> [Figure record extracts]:

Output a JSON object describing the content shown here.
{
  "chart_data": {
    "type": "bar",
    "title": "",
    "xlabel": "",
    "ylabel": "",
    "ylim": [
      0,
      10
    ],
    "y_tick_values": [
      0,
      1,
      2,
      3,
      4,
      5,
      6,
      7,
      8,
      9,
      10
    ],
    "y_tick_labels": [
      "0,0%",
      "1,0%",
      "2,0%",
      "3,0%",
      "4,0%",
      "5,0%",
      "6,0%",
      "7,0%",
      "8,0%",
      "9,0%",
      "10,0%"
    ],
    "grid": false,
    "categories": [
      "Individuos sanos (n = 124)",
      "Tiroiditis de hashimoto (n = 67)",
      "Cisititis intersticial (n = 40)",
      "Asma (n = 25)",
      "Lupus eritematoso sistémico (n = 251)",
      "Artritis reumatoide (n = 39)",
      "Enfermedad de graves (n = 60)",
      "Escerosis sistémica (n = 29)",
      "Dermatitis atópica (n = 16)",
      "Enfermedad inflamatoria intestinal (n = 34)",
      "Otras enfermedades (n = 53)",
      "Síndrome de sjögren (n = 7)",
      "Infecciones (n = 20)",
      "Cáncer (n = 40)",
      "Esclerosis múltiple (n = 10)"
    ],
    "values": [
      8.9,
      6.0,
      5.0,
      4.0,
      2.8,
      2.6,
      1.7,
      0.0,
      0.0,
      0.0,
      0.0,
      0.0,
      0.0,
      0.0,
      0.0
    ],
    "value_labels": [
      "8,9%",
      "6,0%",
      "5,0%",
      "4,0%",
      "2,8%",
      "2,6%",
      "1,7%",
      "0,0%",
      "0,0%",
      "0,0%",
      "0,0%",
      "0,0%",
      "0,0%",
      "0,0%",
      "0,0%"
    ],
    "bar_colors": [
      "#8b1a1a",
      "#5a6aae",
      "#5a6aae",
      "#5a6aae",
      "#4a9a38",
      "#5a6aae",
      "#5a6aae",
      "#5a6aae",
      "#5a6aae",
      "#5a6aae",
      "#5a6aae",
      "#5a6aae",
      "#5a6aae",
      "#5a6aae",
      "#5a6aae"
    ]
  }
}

> [Requirement]: Print all of the entries again, exactly as written.

> [Exercise solution]:
Output a JSON object describing the content shown here.
{
  "chart_data": {
    "type": "bar",
    "title": "",
    "xlabel": "",
    "ylabel": "",
    "ylim": [
      0,
      10
    ],
    "y_tick_values": [
      0,
      1,
      2,
      3,
      4,
      5,
      6,
      7,
      8,
      9,
      10
    ],
    "y_tick_labels": [
      "0,0%",
      "1,0%",
      "2,0%",
      "3,0%",
      "4,0%",
      "5,0%",
      "6,0%",
      "7,0%",
      "8,0%",
      "9,0%",
      "10,0%"
    ],
    "grid": false,
    "categories": [
      "Individuos sanos (n = 124)",
      "Tiroiditis de hashimoto (n = 67)",
      "Cisititis intersticial (n = 40)",
      "Asma (n = 25)",
      "Lupus eritematoso sistémico (n = 251)",
      "Artritis reumatoide (n = 39)",
      "Enfermedad de graves (n = 60)",
      "Escerosis sistémica (n = 29)",
      "Dermatitis atópica (n = 16)",
      "Enfermedad inflamatoria intestinal (n = 34)",
      "Otras enfermedades (n = 53)",
      "Síndrome de sjögren (n = 7)",
      "Infecciones (n = 20)",
      "Cáncer (n = 40)",
      "Esclerosis múltiple (n = 10)"
    ],
    "values": [
      8.9,
      6.0,
      5.0,
      4.0,
      2.8,
      2.6,
      1.7,
      0.0,
      0.0,
      0.0,
      0.0,
      0.0,
      0.0,
      0.0,
      0.0
    ],
    "value_labels": [
      "8,9%",
      "6,0%",
      "5,0%",
      "4,0%",
      "2,8%",
      "2,6%",
      "1,7%",
      "0,0%",
      "0,0%",
      "0,0%",
      "0,0%",
      "0,0%",
      "0,0%",
      "0,0%",
      "0,0%"
    ],
    "bar_colors": [
      "#8b1a1a",
      "#5a6aae",
      "#5a6aae",
      "#5a6aae",
      "#4a9a38",
      "#5a6aae",
      "#5a6aae",
      "#5a6aae",
      "#5a6aae",
      "#5a6aae",
      "#5a6aae",
      "#5a6aae",
      "#5a6aae",
      "#5a6aae",
      "#5a6aae"
    ]
  }
}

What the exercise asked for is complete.